→ Provided entries:

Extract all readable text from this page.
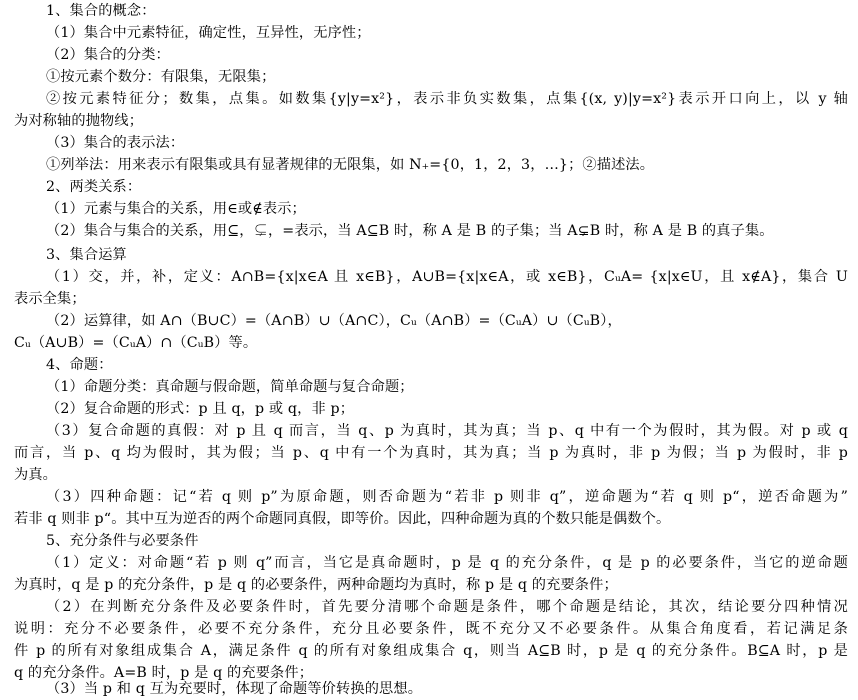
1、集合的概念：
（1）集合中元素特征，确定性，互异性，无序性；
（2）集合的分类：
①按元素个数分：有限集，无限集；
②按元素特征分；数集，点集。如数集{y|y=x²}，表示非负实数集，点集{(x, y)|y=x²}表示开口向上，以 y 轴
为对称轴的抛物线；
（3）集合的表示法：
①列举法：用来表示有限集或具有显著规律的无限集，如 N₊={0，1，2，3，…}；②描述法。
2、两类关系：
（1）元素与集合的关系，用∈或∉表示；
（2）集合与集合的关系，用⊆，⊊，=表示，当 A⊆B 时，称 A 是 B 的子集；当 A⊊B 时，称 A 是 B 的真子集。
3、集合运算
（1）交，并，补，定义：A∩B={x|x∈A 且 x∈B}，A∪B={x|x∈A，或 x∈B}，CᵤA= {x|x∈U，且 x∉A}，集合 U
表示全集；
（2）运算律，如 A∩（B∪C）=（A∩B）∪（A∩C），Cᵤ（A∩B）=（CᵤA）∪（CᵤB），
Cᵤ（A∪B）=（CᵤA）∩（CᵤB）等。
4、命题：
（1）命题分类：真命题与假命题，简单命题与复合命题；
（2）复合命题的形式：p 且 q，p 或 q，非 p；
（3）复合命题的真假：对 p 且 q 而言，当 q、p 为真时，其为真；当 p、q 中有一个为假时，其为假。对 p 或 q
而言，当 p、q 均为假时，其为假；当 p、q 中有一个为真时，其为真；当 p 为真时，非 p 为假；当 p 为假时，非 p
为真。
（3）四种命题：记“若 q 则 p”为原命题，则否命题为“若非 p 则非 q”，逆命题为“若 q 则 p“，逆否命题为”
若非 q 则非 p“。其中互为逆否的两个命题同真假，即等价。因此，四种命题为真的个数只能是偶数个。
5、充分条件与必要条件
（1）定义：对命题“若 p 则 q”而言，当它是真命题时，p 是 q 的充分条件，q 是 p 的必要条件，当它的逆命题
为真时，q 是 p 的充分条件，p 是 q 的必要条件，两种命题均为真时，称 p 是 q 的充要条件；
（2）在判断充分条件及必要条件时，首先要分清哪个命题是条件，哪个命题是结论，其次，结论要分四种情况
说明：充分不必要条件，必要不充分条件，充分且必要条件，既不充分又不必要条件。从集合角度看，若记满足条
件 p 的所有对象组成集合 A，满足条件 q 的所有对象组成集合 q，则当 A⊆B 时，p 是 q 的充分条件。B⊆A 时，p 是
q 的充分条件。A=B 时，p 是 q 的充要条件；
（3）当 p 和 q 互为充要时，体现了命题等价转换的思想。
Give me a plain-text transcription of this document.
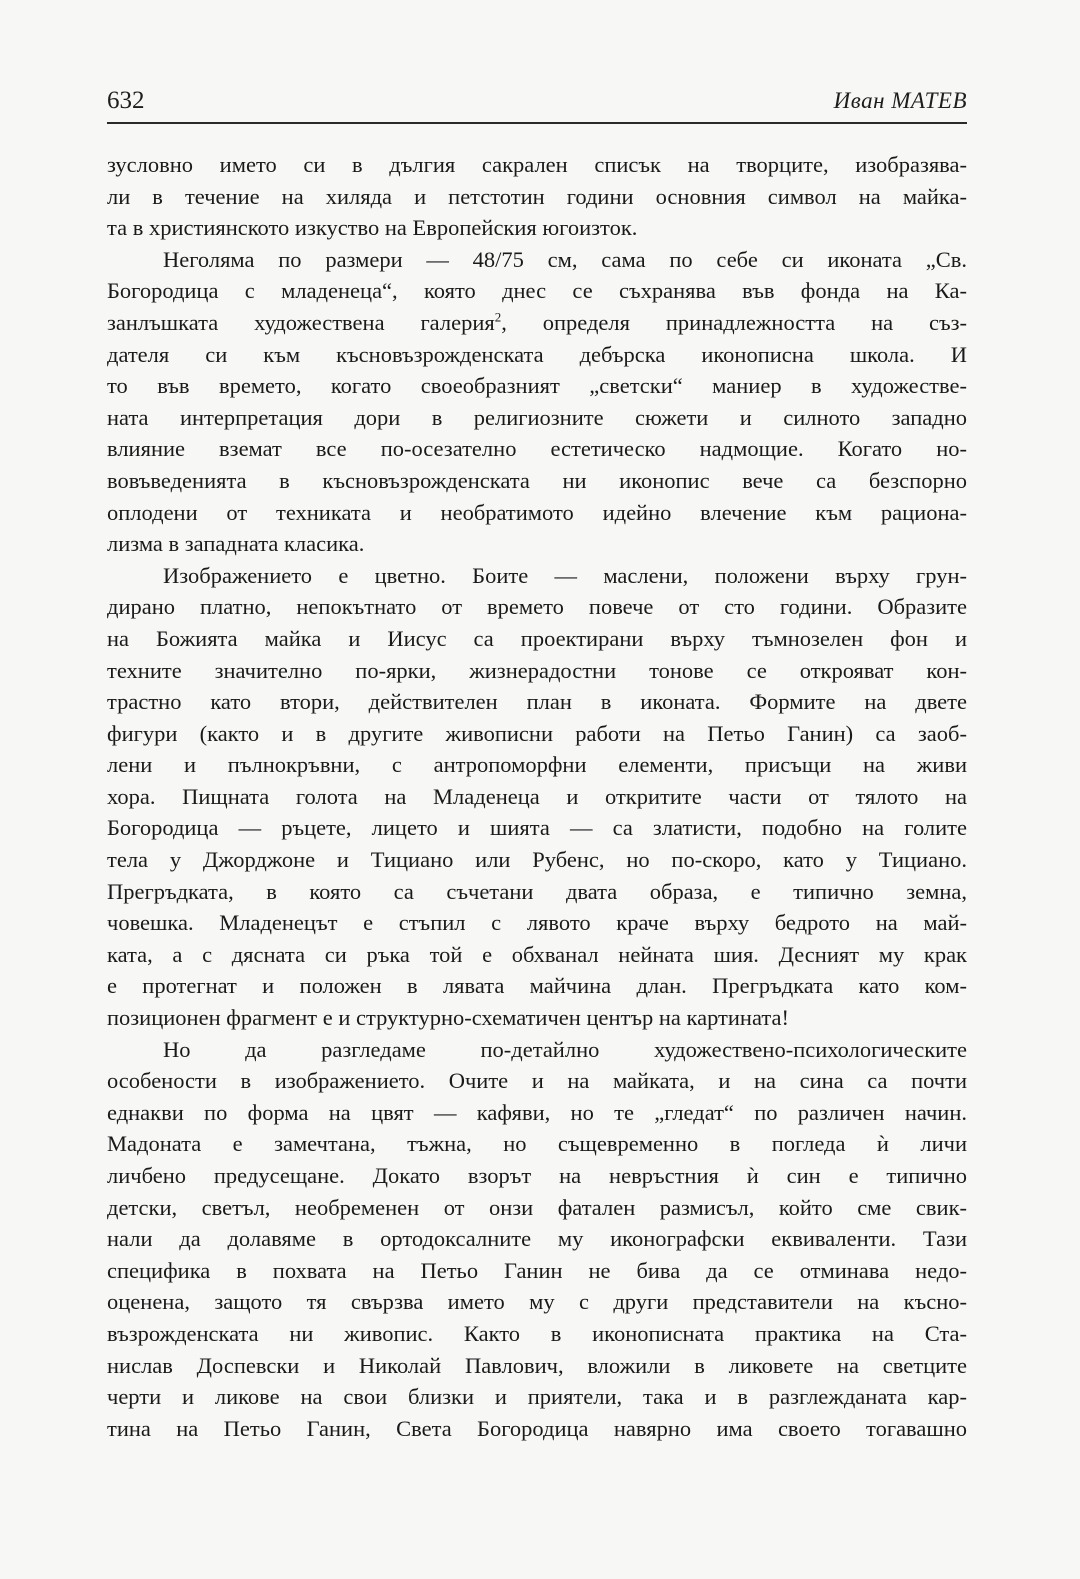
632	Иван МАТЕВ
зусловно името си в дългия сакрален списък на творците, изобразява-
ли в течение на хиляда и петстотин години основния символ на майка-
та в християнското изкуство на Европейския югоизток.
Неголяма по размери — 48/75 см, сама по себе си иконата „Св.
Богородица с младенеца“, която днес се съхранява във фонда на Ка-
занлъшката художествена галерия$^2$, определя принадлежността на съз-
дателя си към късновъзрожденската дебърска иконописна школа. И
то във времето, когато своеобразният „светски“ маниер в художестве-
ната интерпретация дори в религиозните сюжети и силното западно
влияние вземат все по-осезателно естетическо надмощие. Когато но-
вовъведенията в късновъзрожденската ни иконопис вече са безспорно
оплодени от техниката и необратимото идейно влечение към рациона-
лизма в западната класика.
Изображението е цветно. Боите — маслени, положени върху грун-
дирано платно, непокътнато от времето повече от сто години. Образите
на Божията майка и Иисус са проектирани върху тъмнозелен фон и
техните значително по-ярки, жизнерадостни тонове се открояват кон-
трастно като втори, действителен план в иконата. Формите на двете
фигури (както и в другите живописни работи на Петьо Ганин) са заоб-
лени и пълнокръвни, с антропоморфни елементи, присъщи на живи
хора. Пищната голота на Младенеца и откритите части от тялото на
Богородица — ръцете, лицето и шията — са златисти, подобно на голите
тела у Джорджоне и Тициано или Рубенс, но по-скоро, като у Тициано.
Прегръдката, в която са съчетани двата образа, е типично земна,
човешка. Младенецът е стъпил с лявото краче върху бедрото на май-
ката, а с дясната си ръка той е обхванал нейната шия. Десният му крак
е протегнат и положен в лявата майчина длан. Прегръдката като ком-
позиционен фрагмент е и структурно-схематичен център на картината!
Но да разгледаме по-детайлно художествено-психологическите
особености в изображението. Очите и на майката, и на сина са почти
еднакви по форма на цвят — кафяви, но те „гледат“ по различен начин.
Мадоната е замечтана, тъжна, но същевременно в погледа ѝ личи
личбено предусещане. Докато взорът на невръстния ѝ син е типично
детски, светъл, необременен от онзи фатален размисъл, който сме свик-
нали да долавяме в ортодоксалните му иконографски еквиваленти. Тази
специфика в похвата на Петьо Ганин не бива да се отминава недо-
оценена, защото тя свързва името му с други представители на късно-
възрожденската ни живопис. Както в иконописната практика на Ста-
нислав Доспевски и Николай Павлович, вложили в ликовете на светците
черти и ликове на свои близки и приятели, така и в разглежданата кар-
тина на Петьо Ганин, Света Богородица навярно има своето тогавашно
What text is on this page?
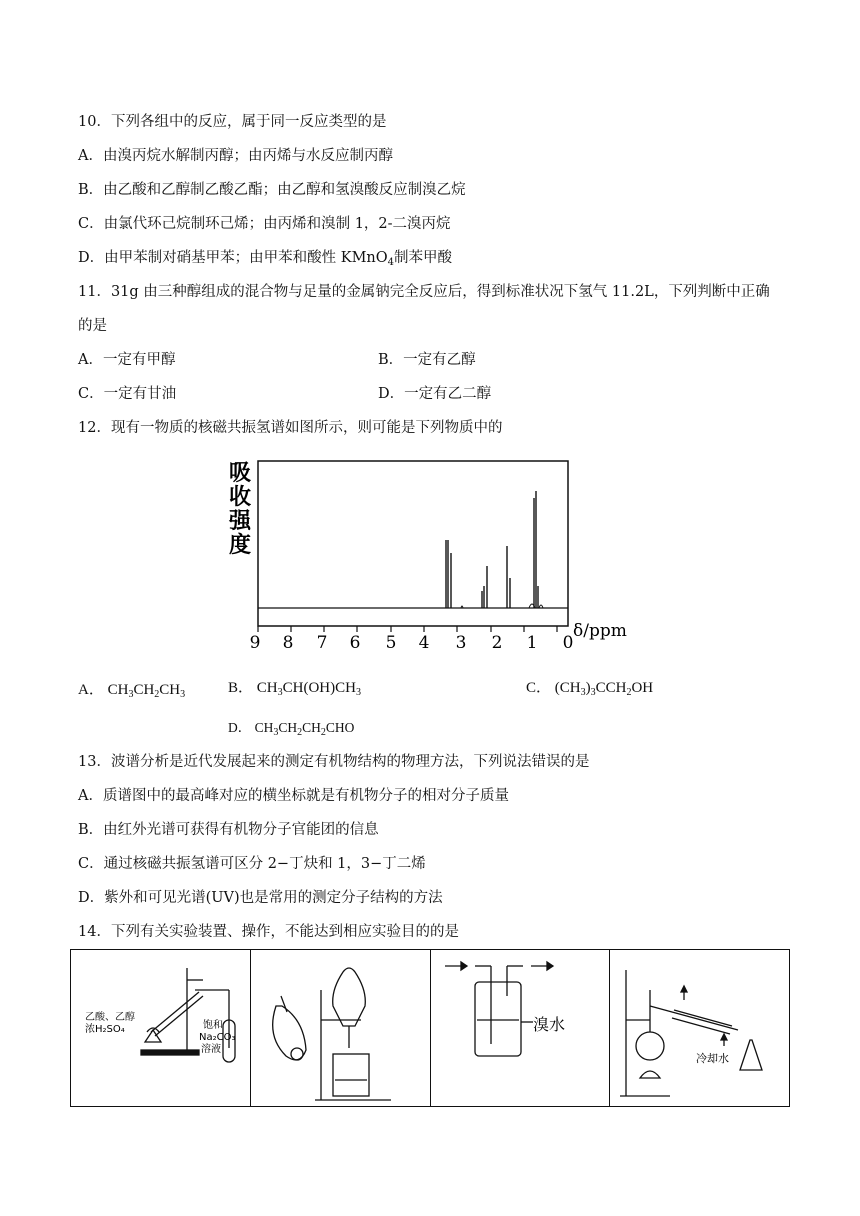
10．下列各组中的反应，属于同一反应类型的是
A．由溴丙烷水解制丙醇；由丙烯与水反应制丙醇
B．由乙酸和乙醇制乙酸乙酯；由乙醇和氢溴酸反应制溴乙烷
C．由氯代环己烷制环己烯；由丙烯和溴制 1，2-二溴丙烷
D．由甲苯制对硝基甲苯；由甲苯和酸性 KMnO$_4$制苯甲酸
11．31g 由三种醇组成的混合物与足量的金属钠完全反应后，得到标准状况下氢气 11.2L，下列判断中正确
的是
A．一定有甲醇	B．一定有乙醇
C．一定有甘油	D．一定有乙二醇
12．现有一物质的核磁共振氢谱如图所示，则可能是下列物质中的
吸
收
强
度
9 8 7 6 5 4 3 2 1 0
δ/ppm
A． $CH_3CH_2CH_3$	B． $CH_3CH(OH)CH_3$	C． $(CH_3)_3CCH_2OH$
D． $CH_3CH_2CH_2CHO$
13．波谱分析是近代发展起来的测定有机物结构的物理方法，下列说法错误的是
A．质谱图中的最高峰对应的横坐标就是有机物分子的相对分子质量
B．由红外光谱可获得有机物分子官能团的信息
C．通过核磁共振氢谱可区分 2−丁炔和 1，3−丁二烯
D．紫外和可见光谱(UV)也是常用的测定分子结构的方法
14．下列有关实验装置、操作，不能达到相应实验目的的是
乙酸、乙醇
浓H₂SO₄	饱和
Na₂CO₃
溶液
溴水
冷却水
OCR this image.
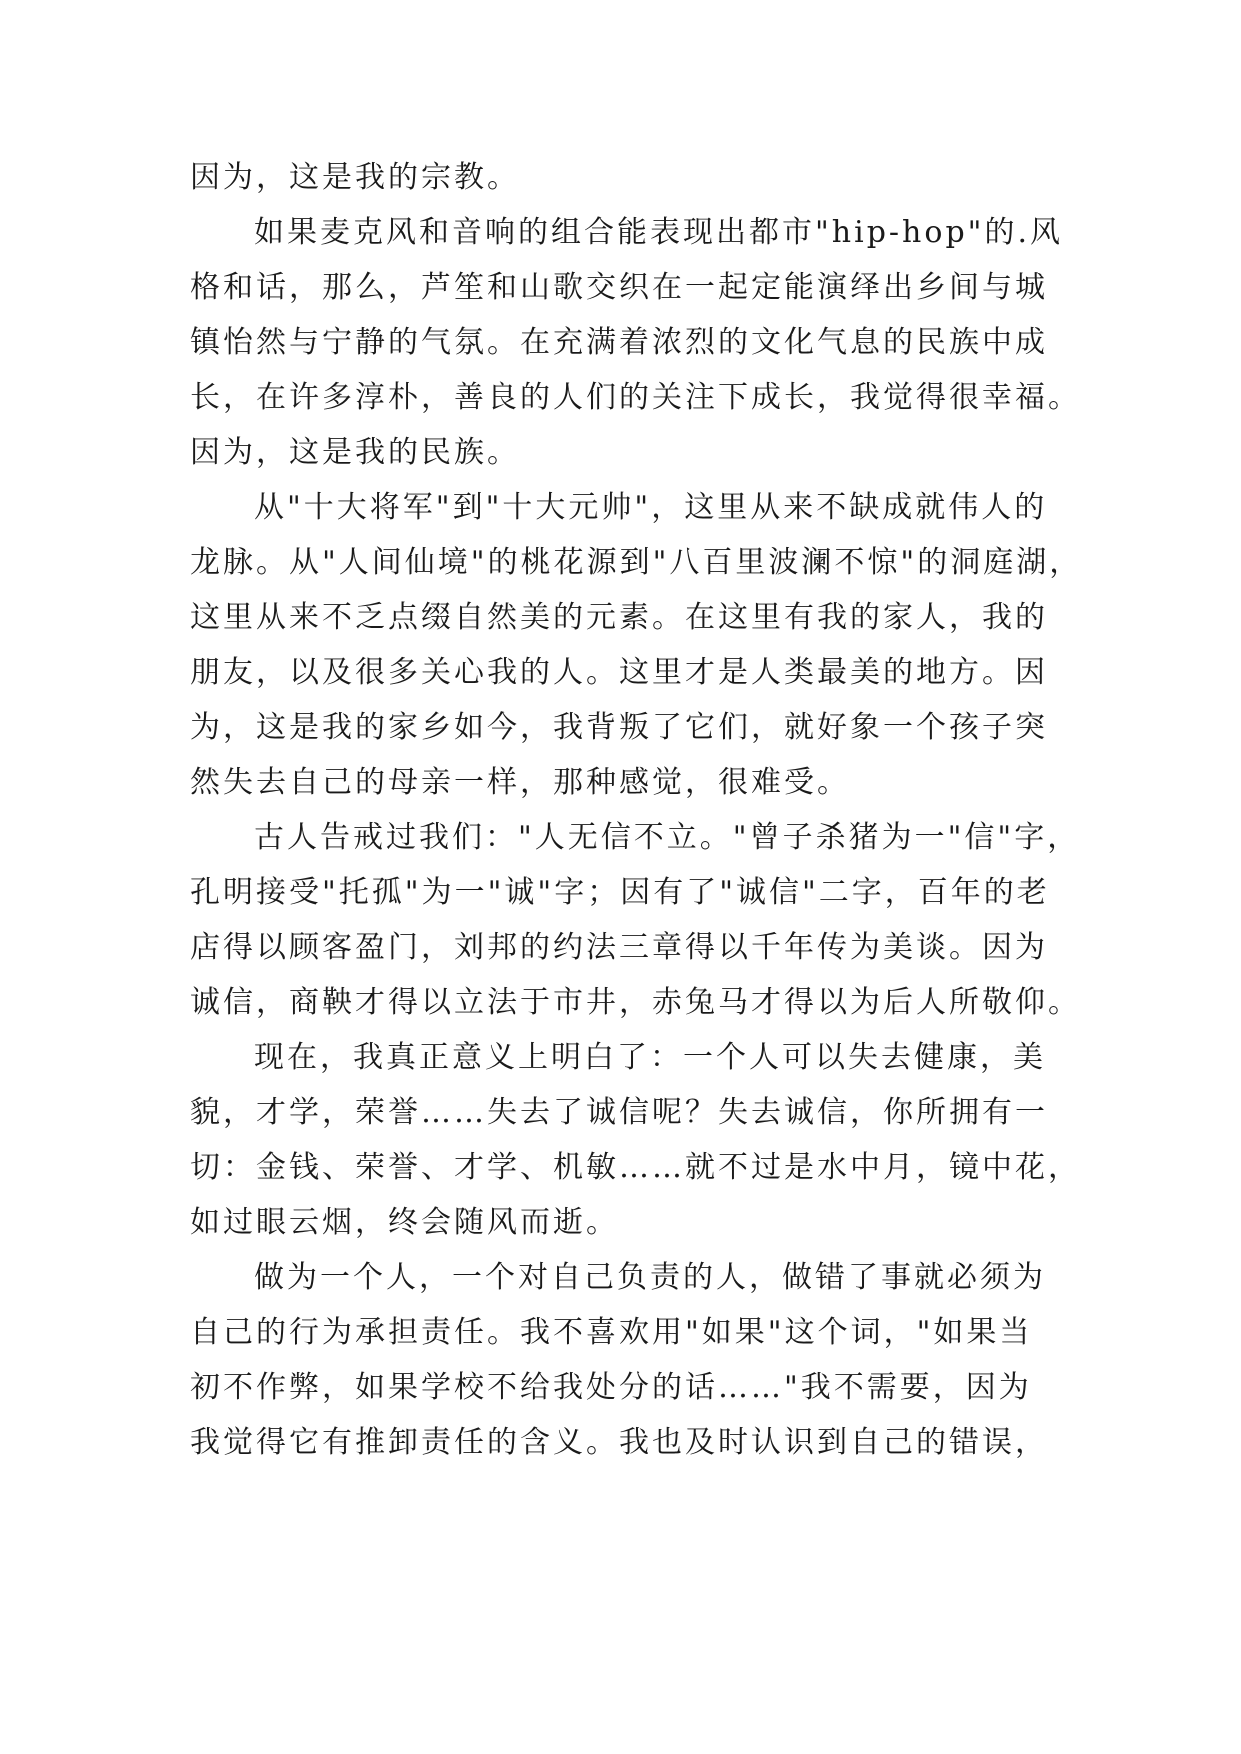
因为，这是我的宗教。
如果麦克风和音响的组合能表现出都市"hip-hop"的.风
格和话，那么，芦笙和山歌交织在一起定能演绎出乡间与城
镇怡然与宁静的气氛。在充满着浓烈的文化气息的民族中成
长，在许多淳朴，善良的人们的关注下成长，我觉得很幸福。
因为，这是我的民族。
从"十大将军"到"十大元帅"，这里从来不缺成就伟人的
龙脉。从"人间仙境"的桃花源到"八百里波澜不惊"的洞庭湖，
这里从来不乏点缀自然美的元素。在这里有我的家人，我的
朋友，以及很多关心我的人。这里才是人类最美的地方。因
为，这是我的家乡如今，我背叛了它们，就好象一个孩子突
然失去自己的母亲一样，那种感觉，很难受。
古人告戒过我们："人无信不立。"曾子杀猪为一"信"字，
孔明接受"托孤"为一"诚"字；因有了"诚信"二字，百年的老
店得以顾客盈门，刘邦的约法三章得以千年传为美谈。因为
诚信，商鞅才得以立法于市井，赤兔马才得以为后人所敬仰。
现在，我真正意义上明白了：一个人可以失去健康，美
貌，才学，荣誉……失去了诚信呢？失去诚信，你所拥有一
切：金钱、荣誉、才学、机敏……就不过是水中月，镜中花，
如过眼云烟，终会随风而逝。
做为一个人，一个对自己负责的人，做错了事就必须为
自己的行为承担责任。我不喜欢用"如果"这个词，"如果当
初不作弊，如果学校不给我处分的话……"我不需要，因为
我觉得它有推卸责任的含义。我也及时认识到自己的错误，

→ Job:
Show the lines of the records that contain the word "върху".

→ Task output:
Изображението е цветно. Боите — маслени, положени върху грун-
на Божията майка и Иисус са проектирани върху тъмнозелен фон и
човешка. Младенецът е стъпил с лявото краче върху бедрото на май-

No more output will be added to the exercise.